Linda Lador Deane has been in the retail brokerage business for 33 years. She started out as a broker in the New Orleans office of Bache & Company, the storied Wall Street firm that was later bought by Prudential. Like most people in the business, she sold stocks and bonds on commission, relying on in-house research to make her selections. “Back then, you were just a broker in a branch office, and your branch dictated so much of what you could and could not do,” she says.
But in the late 1980s, she began to convert her business to managed money. Today, she is 100 percent fee-based, manages a branch office for Raymond James in New Orleans and specializes in retirement issues. She's has never looked back, she says.
Lador Deane's evolution reflects a number of shifts in the financial-advice business over the last few decades. Since Registered Rep. made its debut (as The Registered Representative), with a combined August/September issue in 1976, the retail broker has morphed into a very different kind of animal. The cold-calling stock jockey of yore, who could rise through the ranks from mailroom clerk to top producer, has been supplanted by a highly credentialed professional, with knowledge of a vast array of products and financial-planning strategies and a client list built upon referrals. (At least that's the model everyone is pursuing.) The major brokerage firms that everyone wanted to work for in the 1970s — E.F. Hutton, Shearson Lehman, Dean Witter, Salomon Brothers — have been absorbed by the likes of Morgan Stanley, Wachovia and Smith Barney.

Given data ▸
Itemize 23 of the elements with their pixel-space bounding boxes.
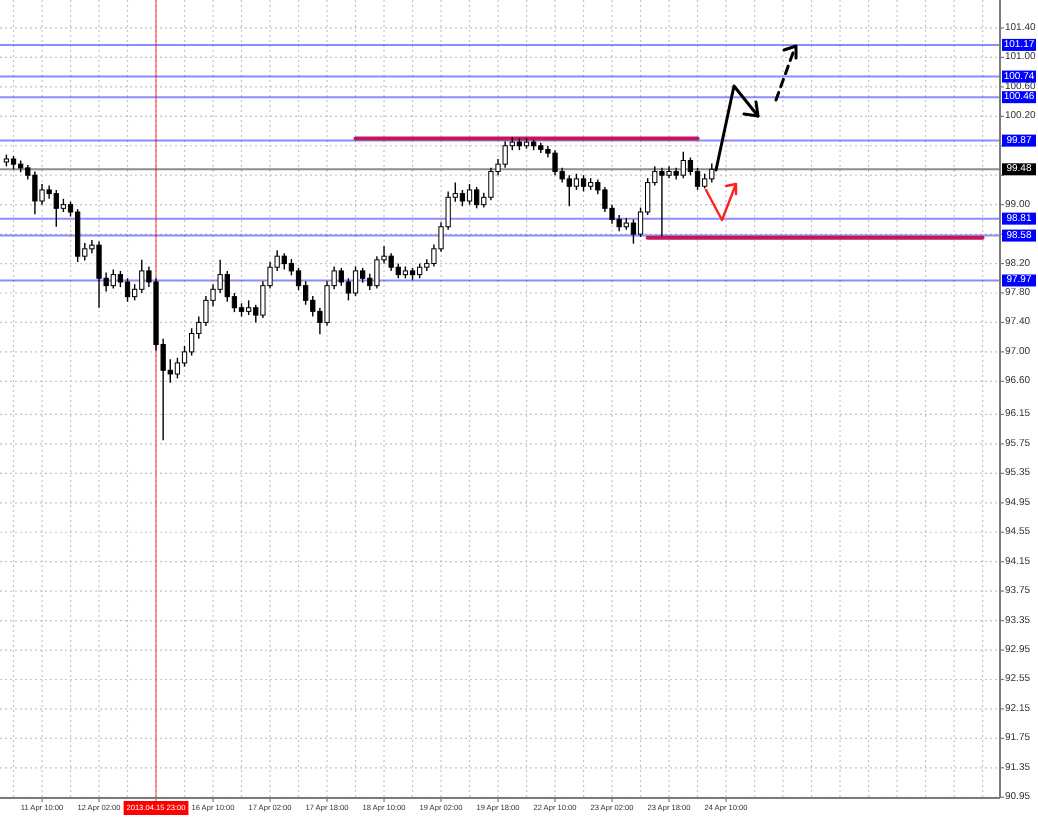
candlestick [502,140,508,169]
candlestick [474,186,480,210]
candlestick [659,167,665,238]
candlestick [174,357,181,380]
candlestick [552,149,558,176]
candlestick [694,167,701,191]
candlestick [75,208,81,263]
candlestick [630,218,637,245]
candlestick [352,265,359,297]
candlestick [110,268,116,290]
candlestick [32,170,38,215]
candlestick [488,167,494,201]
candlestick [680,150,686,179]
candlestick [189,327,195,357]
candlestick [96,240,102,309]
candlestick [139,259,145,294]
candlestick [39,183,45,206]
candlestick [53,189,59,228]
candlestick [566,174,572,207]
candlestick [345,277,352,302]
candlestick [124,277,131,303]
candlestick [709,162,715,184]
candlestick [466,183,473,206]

Written tasks ▸
A – State how many lines of the entries contain the word "boxes", giving only the number.
B – Resume the passage on the retail brokerage business, picking up after its final sentence.
The entries are unrelated to the passage on the retail brokerage business.

Answers given ▸
A – 1

B –
Meanwhile, a whole new breed of firms has cropped up: The independent broker/dealers started to take root in the mid-1970s, while independent RIAs began to gather momentum in the 1980s and 1990s. These new firms have led the industry down a new path: Open architecture has become the rule of the day; fee-based “wrap” or managed-money programs have taken the place of commission-based mutual funds and individual stocks and bonds; financial-planning and wealth-management strategies are elbowing out simple investing advice and product sales; and the lone-wolf broker, living by the motto “eat what you kill,” is giving way to teams of advisors with complementary areas of expertise.
While it's clear how we got here, it's not so easy to predict where we're going. And so, on the magazine's 30th anniversary, Registered Rep. examines three major forces that will likely shape the industry over the next five to 20 years: the age of retirement, the margin squeeze and the RIA phenomena.
The Age of Retirement
By 2030, the demographics of some 32 states will resemble those of Florida today, according to Jackson National Life, which got its data from the U.S. Census Bureau. That means people with gray hair, hip replacements and orthopedic shoes. Aside from their sheer numbers, baby boomer retirees are different from the last generation of retirees in a couple of key ways: They will live longer than previous generations, and they are also severely underprepared for retirement. Only about 41 percent of workers between the ages of 25 and 64 have any kind of retirement account, and half of those who do carry balances of less than $33,000, says the U.S. Census Bureau. Meanwhile, life expectancy has doubled over the last century, and the average length of retirement is 19 years, according to the Counsel of Life Insurance.
On the most basic level, this mass baby boomer retirement wave means a lot of advisors will need to shift their focus from asset accumulation to capital preservation and income distribution. But advisors also will need to understand a broader and more sophisticated set of retirement risks than ever before, says McKinsey & Company consultant Alok Kshirsagar. These retirees will need more cash than previous generations, inflation will make a bigger dent in their savings and health care will be a much bigger concern, he says.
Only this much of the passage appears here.